- [Problem requirements]
Every record that follows must be duplicated exactly, with images left out.

╭──

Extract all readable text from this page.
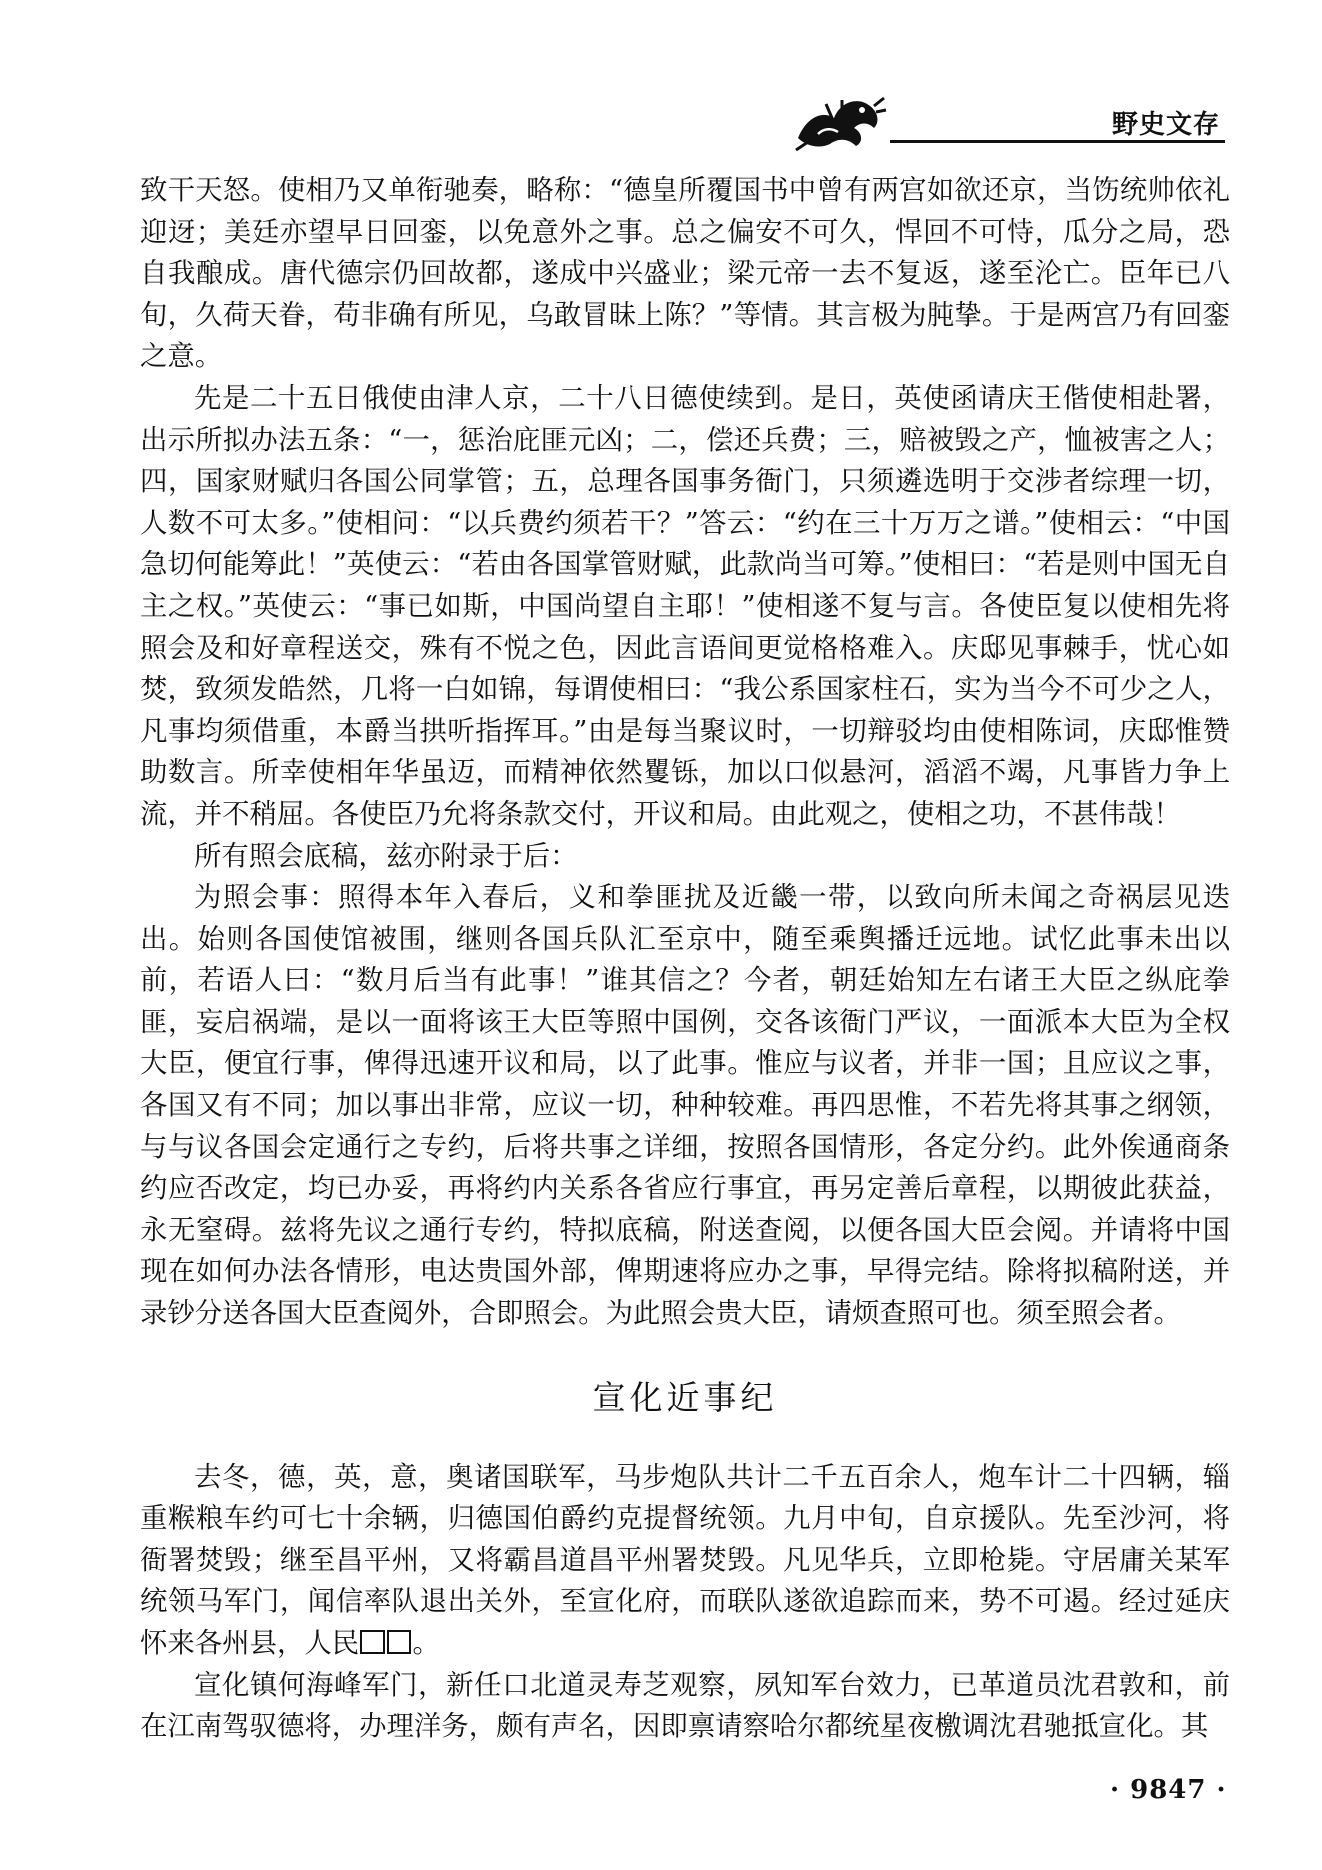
野史文存

致干天怒。使相乃又单衔驰奏，略称：“德皇所覆国书中曾有两宫如欲还京，当饬统帅依礼迎迓；美廷亦望早日回銮，以免意外之事。总之偏安不可久，悍回不可恃，瓜分之局，恐自我酿成。唐代德宗仍回故都，遂成中兴盛业；梁元帝一去不复返，遂至沦亡。臣年已八旬，久荷天眷，苟非确有所见，乌敢冒昧上陈？”等情。其言极为肫挚。于是两宫乃有回銮之意。

先是二十五日俄使由津人京，二十八日德使续到。是日，英使函请庆王偕使相赴署，出示所拟办法五条：“一，惩治庇匪元凶；二，偿还兵费；三，赔被毁之产，恤被害之人；四，国家财赋归各国公同掌管；五，总理各国事务衙门，只须遴选明于交涉者综理一切，人数不可太多。”使相问：“以兵费约须若干？”答云：“约在三十万万之谱。”使相云：“中国急切何能筹此！”英使云：“若由各国掌管财赋，此款尚当可筹。”使相曰：“若是则中国无自主之权。”英使云：“事已如斯，中国尚望自主耶！”使相遂不复与言。各使臣复以使相先将照会及和好章程送交，殊有不悦之色，因此言语间更觉格格难入。庆邸见事棘手，忧心如焚，致须发皓然，几将一白如锦，每谓使相曰：“我公系国家柱石，实为当今不可少之人，凡事均须借重，本爵当拱听指挥耳。”由是每当聚议时，一切辩驳均由使相陈词，庆邸惟赞助数言。所幸使相年华虽迈，而精神依然矍铄，加以口似悬河，滔滔不竭，凡事皆力争上流，并不稍屈。各使臣乃允将条款交付，开议和局。由此观之，使相之功，不甚伟哉！

所有照会底稿，兹亦附录于后：

为照会事：照得本年入春后，义和拳匪扰及近畿一带，以致向所未闻之奇祸层见迭出。始则各国使馆被围，继则各国兵队汇至京中，随至乘舆播迁远地。试忆此事未出以前，若语人曰：“数月后当有此事！”谁其信之？今者，朝廷始知左右诸王大臣之纵庇拳匪，妄启祸端，是以一面将该王大臣等照中国例，交各该衙门严议，一面派本大臣为全权大臣，便宜行事，俾得迅速开议和局，以了此事。惟应与议者，并非一国；且应议之事，各国又有不同；加以事出非常，应议一切，种种较难。再四思惟，不若先将其事之纲领，与与议各国会定通行之专约，后将共事之详细，按照各国情形，各定分约。此外俟通商条约应否改定，均已办妥，再将约内关系各省应行事宜，再另定善后章程，以期彼此获益，永无窒碍。兹将先议之通行专约，特拟底稿，附送查阅，以便各国大臣会阅。并请将中国现在如何办法各情形，电达贵国外部，俾期速将应办之事，早得完结。除将拟稿附送，并录钞分送各国大臣查阅外，合即照会。为此照会贵大臣，请烦查照可也。须至照会者。

宣化近事纪

去冬，德，英，意，奥诸国联军，马步炮队共计二千五百余人，炮车计二十四辆，辎重糇粮车约可七十余辆，归德国伯爵约克提督统领。九月中旬，自京援队。先至沙河，将衙署焚毁；继至昌平州，又将霸昌道昌平州署焚毁。凡见华兵，立即枪毙。守居庸关某军统领马军门，闻信率队退出关外，至宣化府，而联队遂欲追踪而来，势不可遏。经过延庆怀来各州县，人民 。

宣化镇何海峰军门，新任口北道灵寿芝观察，夙知军台效力，已革道员沈君敦和，前在江南驾驭德将，办理洋务，颇有声名，因即禀请察哈尔都统星夜檄调沈君驰抵宣化。其

· 9847 ·
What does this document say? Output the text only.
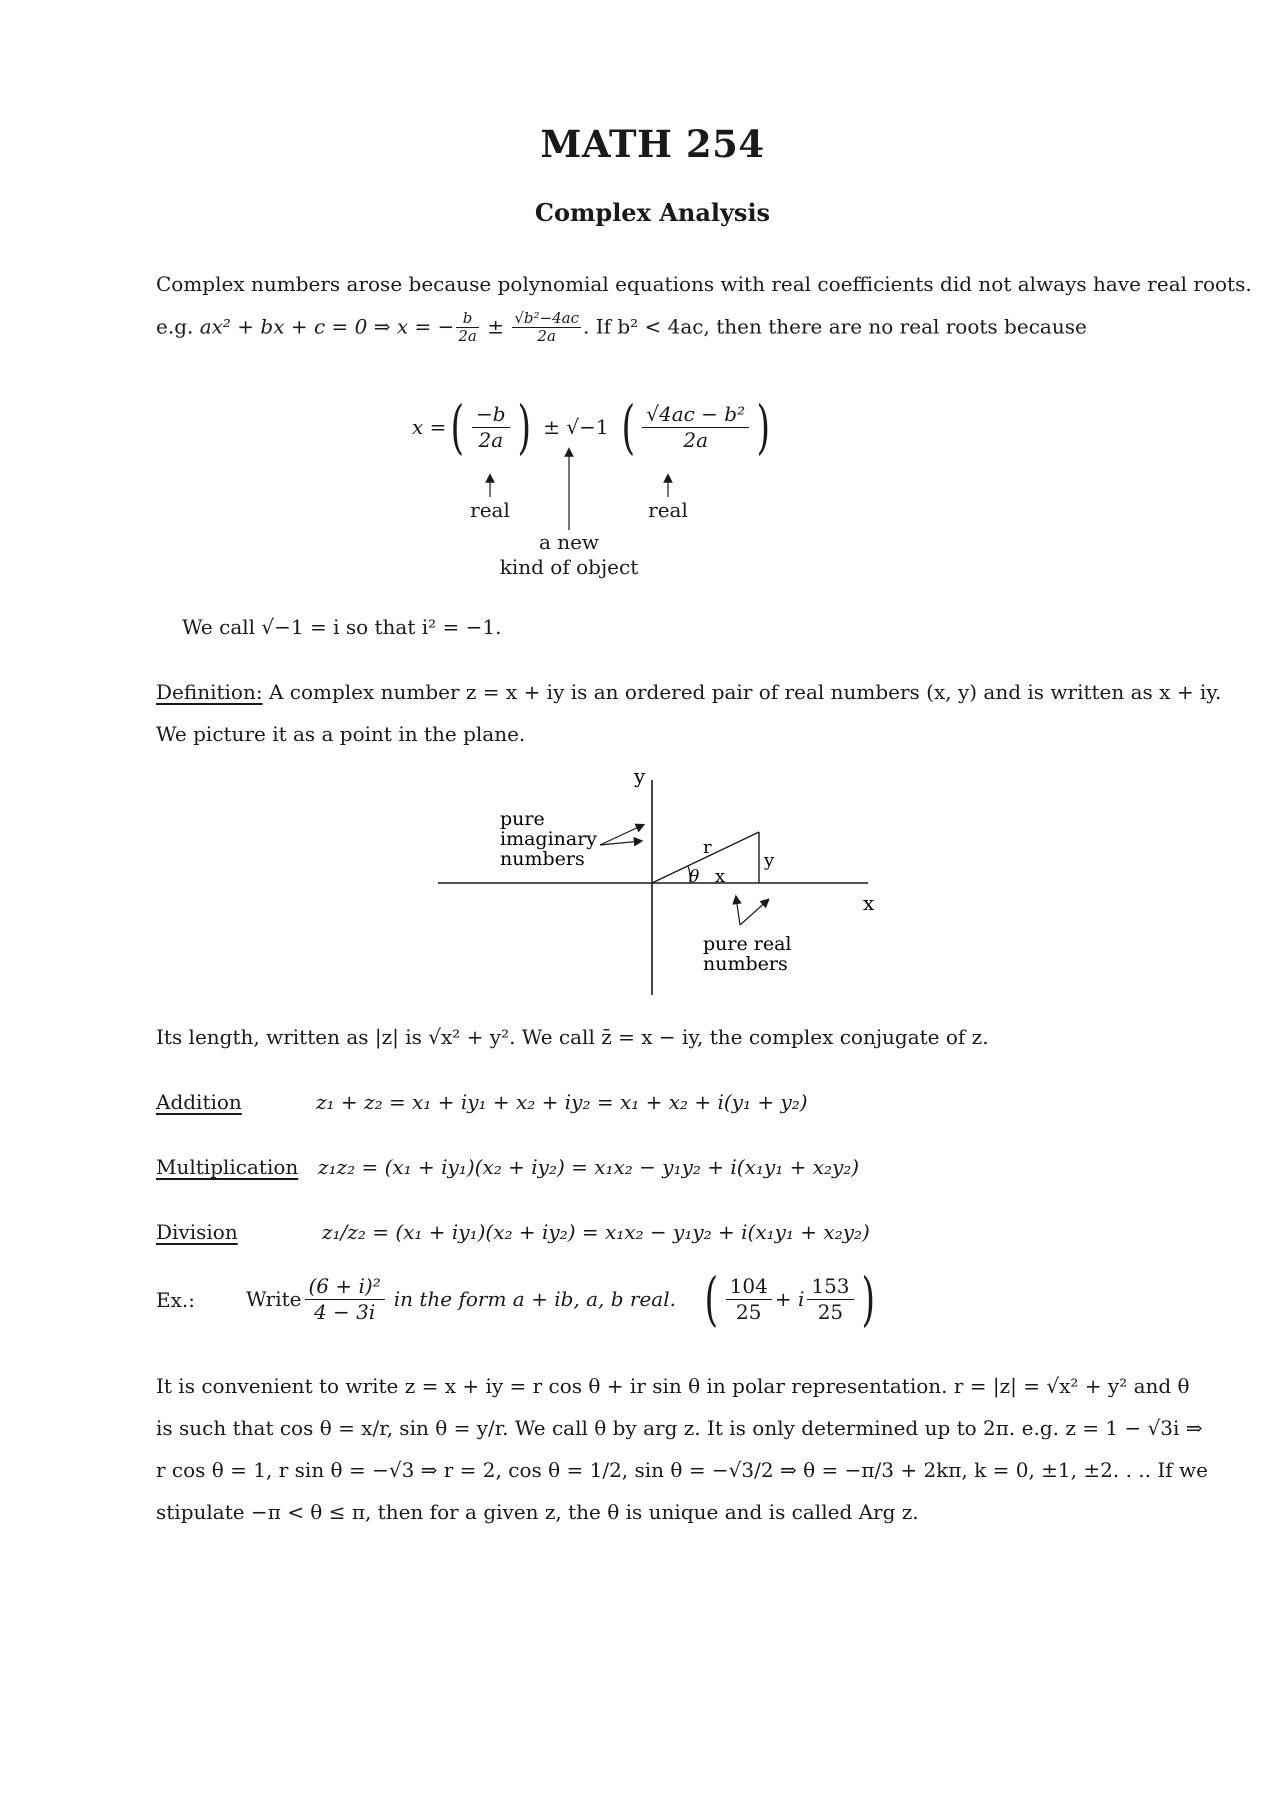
MATH 254
Complex Analysis
Complex numbers arose because polynomial equations with real coefficients did not always have real roots.
e.g. ax² + bx + c = 0 ⇒ x = − $\frac{b}{2a} \pm \frac{\text{√b²−4ac}}{2a}$ . If b² < 4ac, then there are no real roots because
x = ( −b
2a ) ± √−1 ( √4ac − b²
2a )
real	real
a new
kind of object
We call √−1 = i so that i² = −1.
Definition: A complex number z = x + iy is an ordered pair of real numbers (x, y) and is written as x + iy.
We picture it as a point in the plane.
y
x
r
y
θ x
pure
imaginary
numbers
pure real
numbers
Its length, written as |z| is √x² + y². We call z̄ = x − iy, the complex conjugate of z.
Addition	z₁ + z₂ = x₁ + iy₁ + x₂ + iy₂ = x₁ + x₂ + i(y₁ + y₂)
Multiplication z₁z₂ = (x₁ + iy₁)(x₂ + iy₂) = x₁x₂ − y₁y₂ + i(x₁y₁ + x₂y₂)
Division	z₁/z₂ = (x₁ + iy₁)(x₂ + iy₂) = x₁x₂ − y₁y₂ + i(x₁y₁ + x₂y₂)
Ex.:	Write
(6 + i)²
4 − 3i
in the form a + ib, a, b real. ( 104
25
+ i
153
25 )
It is convenient to write z = x + iy = r cos θ + ir sin θ in polar representation. r = |z| = √x² + y² and θ
is such that cos θ = x/r, sin θ = y/r. We call θ by arg z. It is only determined up to 2π. e.g. z = 1 − √3i ⇒
r cos θ = 1, r sin θ = −√3 ⇒ r = 2, cos θ = 1/2, sin θ = −√3/2 ⇒ θ = −π/3 + 2kπ, k = 0, ±1, ±2. . .. If we
stipulate −π < θ ≤ π, then for a given z, the θ is unique and is called Arg z.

╰──

- [Output]
Extract all readable text from this page.
野史文存

致干天怒。使相乃又单衔驰奏，略称：“德皇所覆国书中曾有两宫如欲还京，当饬统帅依礼迎迓；美廷亦望早日回銮，以免意外之事。总之偏安不可久，悍回不可恃，瓜分之局，恐自我酿成。唐代德宗仍回故都，遂成中兴盛业；梁元帝一去不复返，遂至沦亡。臣年已八旬，久荷天眷，苟非确有所见，乌敢冒昧上陈？”等情。其言极为肫挚。于是两宫乃有回銮之意。

先是二十五日俄使由津人京，二十八日德使续到。是日，英使函请庆王偕使相赴署，出示所拟办法五条：“一，惩治庇匪元凶；二，偿还兵费；三，赔被毁之产，恤被害之人；四，国家财赋归各国公同掌管；五，总理各国事务衙门，只须遴选明于交涉者综理一切，人数不可太多。”使相问：“以兵费约须若干？”答云：“约在三十万万之谱。”使相云：“中国急切何能筹此！”英使云：“若由各国掌管财赋，此款尚当可筹。”使相曰：“若是则中国无自主之权。”英使云：“事已如斯，中国尚望自主耶！”使相遂不复与言。各使臣复以使相先将照会及和好章程送交，殊有不悦之色，因此言语间更觉格格难入。庆邸见事棘手，忧心如焚，致须发皓然，几将一白如锦，每谓使相曰：“我公系国家柱石，实为当今不可少之人，凡事均须借重，本爵当拱听指挥耳。”由是每当聚议时，一切辩驳均由使相陈词，庆邸惟赞助数言。所幸使相年华虽迈，而精神依然矍铄，加以口似悬河，滔滔不竭，凡事皆力争上流，并不稍屈。各使臣乃允将条款交付，开议和局。由此观之，使相之功，不甚伟哉！

所有照会底稿，兹亦附录于后：

为照会事：照得本年入春后，义和拳匪扰及近畿一带，以致向所未闻之奇祸层见迭出。始则各国使馆被围，继则各国兵队汇至京中，随至乘舆播迁远地。试忆此事未出以前，若语人曰：“数月后当有此事！”谁其信之？今者，朝廷始知左右诸王大臣之纵庇拳匪，妄启祸端，是以一面将该王大臣等照中国例，交各该衙门严议，一面派本大臣为全权大臣，便宜行事，俾得迅速开议和局，以了此事。惟应与议者，并非一国；且应议之事，各国又有不同；加以事出非常，应议一切，种种较难。再四思惟，不若先将其事之纲领，与与议各国会定通行之专约，后将共事之详细，按照各国情形，各定分约。此外俟通商条约应否改定，均已办妥，再将约内关系各省应行事宜，再另定善后章程，以期彼此获益，永无窒碍。兹将先议之通行专约，特拟底稿，附送查阅，以便各国大臣会阅。并请将中国现在如何办法各情形，电达贵国外部，俾期速将应办之事，早得完结。除将拟稿附送，并录钞分送各国大臣查阅外，合即照会。为此照会贵大臣，请烦查照可也。须至照会者。

宣化近事纪

去冬，德，英，意，奥诸国联军，马步炮队共计二千五百余人，炮车计二十四辆，辎重糇粮车约可七十余辆，归德国伯爵约克提督统领。九月中旬，自京援队。先至沙河，将衙署焚毁；继至昌平州，又将霸昌道昌平州署焚毁。凡见华兵，立即枪毙。守居庸关某军统领马军门，闻信率队退出关外，至宣化府，而联队遂欲追踪而来，势不可遏。经过延庆怀来各州县，人民 。

宣化镇何海峰军门，新任口北道灵寿芝观察，夙知军台效力，已革道员沈君敦和，前在江南驾驭德将，办理洋务，颇有声名，因即禀请察哈尔都统星夜檄调沈君驰抵宣化。其

· 9847 ·
What does this document say? Output the text only.
MATH 254
Complex Analysis
Complex numbers arose because polynomial equations with real coefficients did not always have real roots.
e.g. ax² + bx + c = 0 ⇒ x = − $\frac{b}{2a} \pm \frac{\text{√b²−4ac}}{2a}$ . If b² < 4ac, then there are no real roots because
x = ( −b
2a ) ± √−1 ( √4ac − b²
2a )
real	real
a new
kind of object
We call √−1 = i so that i² = −1.
Definition: A complex number z = x + iy is an ordered pair of real numbers (x, y) and is written as x + iy.
We picture it as a point in the plane.
y
x
r
y
θ x
pure
imaginary
numbers
pure real
numbers
Its length, written as |z| is √x² + y². We call z̄ = x − iy, the complex conjugate of z.
Addition	z₁ + z₂ = x₁ + iy₁ + x₂ + iy₂ = x₁ + x₂ + i(y₁ + y₂)
Multiplication z₁z₂ = (x₁ + iy₁)(x₂ + iy₂) = x₁x₂ − y₁y₂ + i(x₁y₁ + x₂y₂)
Division	z₁/z₂ = (x₁ + iy₁)(x₂ + iy₂) = x₁x₂ − y₁y₂ + i(x₁y₁ + x₂y₂)
Ex.:	Write
(6 + i)²
4 − 3i
in the form a + ib, a, b real. ( 104
25
+ i
153
25 )
It is convenient to write z = x + iy = r cos θ + ir sin θ in polar representation. r = |z| = √x² + y² and θ
is such that cos θ = x/r, sin θ = y/r. We call θ by arg z. It is only determined up to 2π. e.g. z = 1 − √3i ⇒
r cos θ = 1, r sin θ = −√3 ⇒ r = 2, cos θ = 1/2, sin θ = −√3/2 ⇒ θ = −π/3 + 2kπ, k = 0, ±1, ±2. . .. If we
stipulate −π < θ ≤ π, then for a given z, the θ is unique and is called Arg z.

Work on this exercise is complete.